- [Aufgabe 1]
Kopiere aus der Auflistung die Zeilen unverändert, angefangen bei der Zeile mit "Enumerate the UI" bis einschließlich der Zeile mit "cvv-code-input[interactable]: [881, 546, 919, 574]".

- [Ausgangstext]
Ein Gespräch mit Christina Morina über linke Denktraditionen und die positive Utopie der Demokratie »Ich bin auf der Seite des Realismus«

 

NG|FH: Als Historikerin schauen Sie in die Vergangenheit zurück. Was finden Sie spannender, im Jetzt zu leben oder die Vergangenheit zu erforschen?

Morina: Ich finde es spannender, mich mit der Vergangenheit zu beschäftigen als mich mit der Gegenwart auseinanderzusetzen. Selbstverständlich nähert man sich auch der Vergangenheit durch die Brille der Gegenwart. Aber mich treibt eine große Faszination an für Dinge, die gewesen sind, und zugleich auch dafür, wie die Dinge geworden sind. Die Frage nach der Geschichte führt also auch zwangsläufig zurück in die Gegenwart.

Sprechen wir über Utopien. Wurde schon einmal wirklich konsequent versucht, eine Utopie zur Realität werden zu lassen?

[Einträge des Layout-Datensatzes]
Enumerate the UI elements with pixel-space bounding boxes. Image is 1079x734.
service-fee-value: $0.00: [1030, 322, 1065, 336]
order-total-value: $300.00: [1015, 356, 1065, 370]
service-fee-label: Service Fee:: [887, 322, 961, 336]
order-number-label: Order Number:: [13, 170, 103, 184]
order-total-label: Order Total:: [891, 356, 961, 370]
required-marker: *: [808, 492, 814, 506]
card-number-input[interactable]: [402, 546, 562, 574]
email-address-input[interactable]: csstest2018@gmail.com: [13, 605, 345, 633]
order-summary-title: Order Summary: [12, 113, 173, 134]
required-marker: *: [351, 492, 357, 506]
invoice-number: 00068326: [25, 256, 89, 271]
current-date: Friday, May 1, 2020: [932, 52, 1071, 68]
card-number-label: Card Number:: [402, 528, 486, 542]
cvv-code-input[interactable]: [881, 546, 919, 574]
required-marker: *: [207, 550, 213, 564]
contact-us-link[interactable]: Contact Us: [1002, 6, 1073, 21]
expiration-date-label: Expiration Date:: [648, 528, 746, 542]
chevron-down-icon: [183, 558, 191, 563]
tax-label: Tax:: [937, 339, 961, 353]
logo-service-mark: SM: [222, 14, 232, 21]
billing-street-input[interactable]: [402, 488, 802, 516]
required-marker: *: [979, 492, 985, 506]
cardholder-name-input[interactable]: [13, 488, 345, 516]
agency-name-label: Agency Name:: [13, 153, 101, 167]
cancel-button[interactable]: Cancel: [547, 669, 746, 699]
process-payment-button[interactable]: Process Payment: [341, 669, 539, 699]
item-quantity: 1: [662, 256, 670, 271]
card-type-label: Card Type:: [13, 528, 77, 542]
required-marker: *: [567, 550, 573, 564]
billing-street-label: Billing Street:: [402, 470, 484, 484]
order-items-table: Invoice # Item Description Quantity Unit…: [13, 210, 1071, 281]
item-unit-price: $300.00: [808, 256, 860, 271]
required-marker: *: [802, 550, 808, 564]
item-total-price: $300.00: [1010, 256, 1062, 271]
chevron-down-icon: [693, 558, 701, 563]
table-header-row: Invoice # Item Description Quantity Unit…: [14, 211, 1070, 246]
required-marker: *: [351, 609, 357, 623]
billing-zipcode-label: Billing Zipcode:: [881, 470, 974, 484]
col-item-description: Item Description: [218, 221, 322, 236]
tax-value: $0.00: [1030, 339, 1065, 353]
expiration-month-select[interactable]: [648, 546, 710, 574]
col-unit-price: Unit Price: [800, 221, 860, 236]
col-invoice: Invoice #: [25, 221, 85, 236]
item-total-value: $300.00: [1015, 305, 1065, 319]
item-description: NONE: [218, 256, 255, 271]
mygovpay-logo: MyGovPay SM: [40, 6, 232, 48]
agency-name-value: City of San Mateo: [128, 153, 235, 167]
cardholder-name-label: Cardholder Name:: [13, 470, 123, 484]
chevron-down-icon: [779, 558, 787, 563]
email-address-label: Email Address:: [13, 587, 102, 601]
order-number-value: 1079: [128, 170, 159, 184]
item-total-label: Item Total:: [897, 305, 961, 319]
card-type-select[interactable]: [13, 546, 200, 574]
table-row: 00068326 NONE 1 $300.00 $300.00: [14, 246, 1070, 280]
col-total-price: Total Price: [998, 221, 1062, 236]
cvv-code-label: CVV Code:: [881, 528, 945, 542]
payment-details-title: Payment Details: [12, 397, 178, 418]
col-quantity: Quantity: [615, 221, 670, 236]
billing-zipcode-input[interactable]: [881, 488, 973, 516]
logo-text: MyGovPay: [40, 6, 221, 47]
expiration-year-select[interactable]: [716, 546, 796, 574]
---
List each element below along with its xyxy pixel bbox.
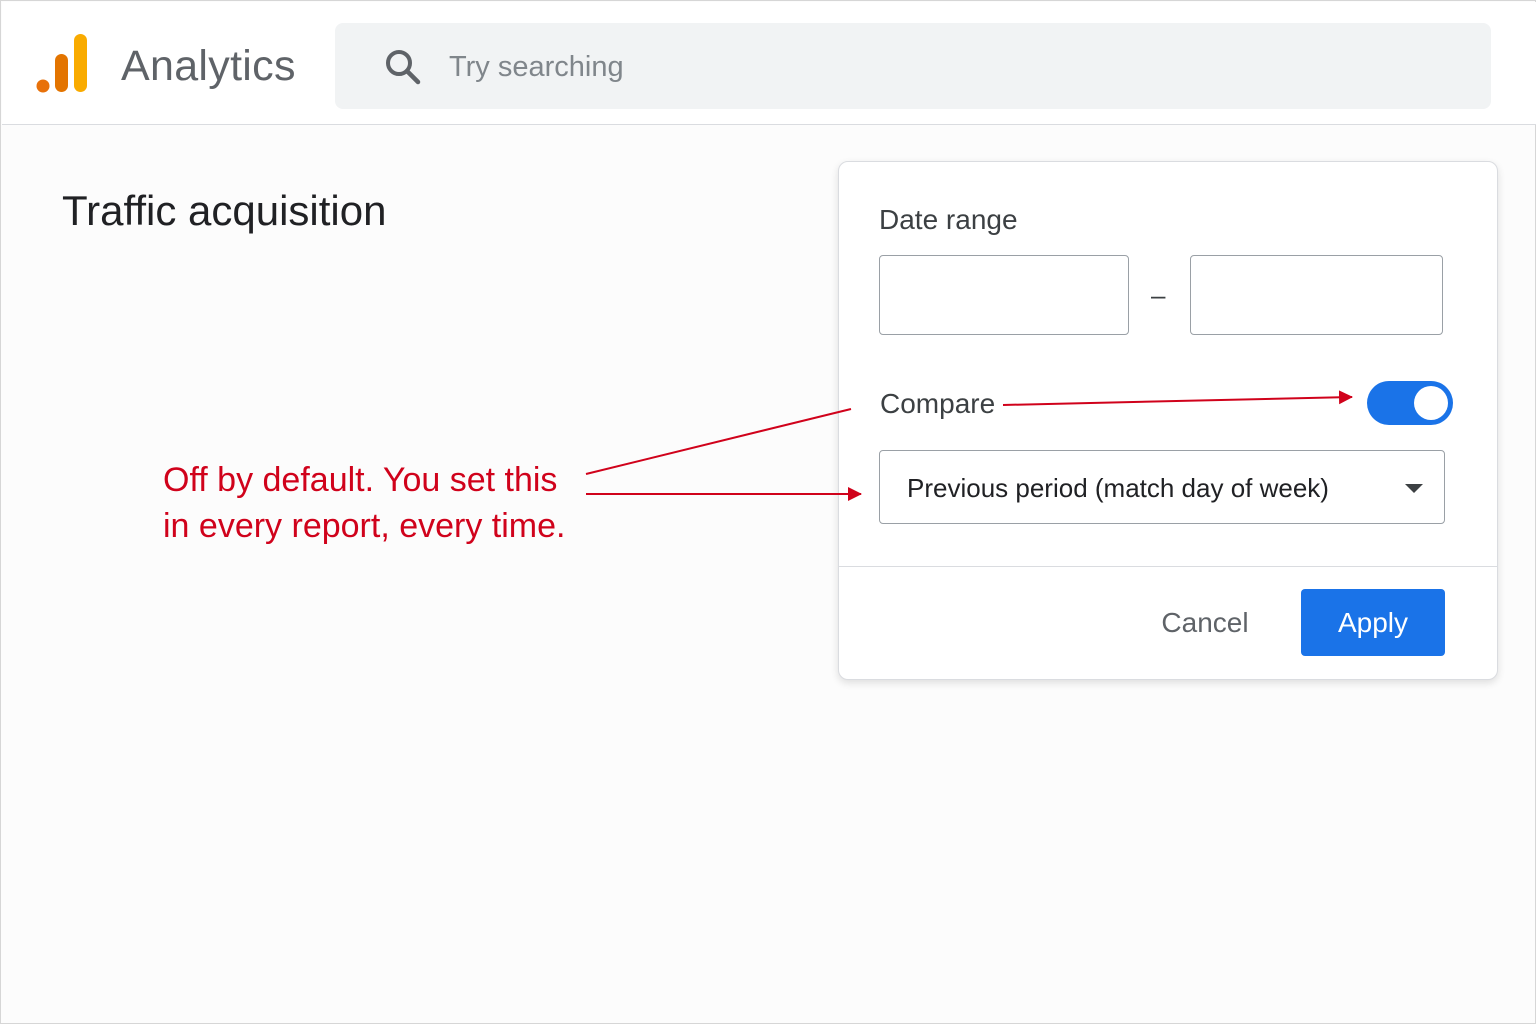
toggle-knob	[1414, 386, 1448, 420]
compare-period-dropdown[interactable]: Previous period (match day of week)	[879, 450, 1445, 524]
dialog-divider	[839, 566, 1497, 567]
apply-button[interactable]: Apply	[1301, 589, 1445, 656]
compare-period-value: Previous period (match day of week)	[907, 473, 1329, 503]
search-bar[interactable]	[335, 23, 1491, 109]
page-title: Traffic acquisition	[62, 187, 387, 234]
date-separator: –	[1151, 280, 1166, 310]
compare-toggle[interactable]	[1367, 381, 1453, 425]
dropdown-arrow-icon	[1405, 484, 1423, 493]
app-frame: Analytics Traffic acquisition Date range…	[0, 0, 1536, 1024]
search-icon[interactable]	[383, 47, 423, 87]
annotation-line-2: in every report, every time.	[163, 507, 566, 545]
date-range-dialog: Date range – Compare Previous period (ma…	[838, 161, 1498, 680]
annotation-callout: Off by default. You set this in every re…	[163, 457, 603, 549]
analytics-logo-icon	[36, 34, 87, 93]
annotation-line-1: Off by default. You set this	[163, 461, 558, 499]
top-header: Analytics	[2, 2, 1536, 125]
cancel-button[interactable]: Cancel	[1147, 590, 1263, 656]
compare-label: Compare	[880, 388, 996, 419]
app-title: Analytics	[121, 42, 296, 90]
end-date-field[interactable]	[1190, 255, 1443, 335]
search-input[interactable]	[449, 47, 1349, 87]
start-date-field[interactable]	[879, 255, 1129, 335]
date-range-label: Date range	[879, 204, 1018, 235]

- [Aufgabe 2]
Was findet Christina Morina laut dem Interview spannender: die Beschäftigung mit der Vergangenheit oder die Auseinandersetzung mit der Gegenwart?

- [Erwartete Ausgabe 1]
Enumerate the UI elements with pixel-space bounding boxes. Image is 1079x734.
service-fee-value: $0.00: [1030, 322, 1065, 336]
order-total-value: $300.00: [1015, 356, 1065, 370]
service-fee-label: Service Fee:: [887, 322, 961, 336]
order-number-label: Order Number:: [13, 170, 103, 184]
order-total-label: Order Total:: [891, 356, 961, 370]
required-marker: *: [808, 492, 814, 506]
card-number-input[interactable]: [402, 546, 562, 574]
email-address-input[interactable]: csstest2018@gmail.com: [13, 605, 345, 633]
order-summary-title: Order Summary: [12, 113, 173, 134]
required-marker: *: [351, 492, 357, 506]
invoice-number: 00068326: [25, 256, 89, 271]
current-date: Friday, May 1, 2020: [932, 52, 1071, 68]
card-number-label: Card Number:: [402, 528, 486, 542]
cvv-code-input[interactable]: [881, 546, 919, 574]

- [Erwartete Ausgabe 2]
Sie findet es spannender, sich mit der Vergangenheit zu beschäftigen.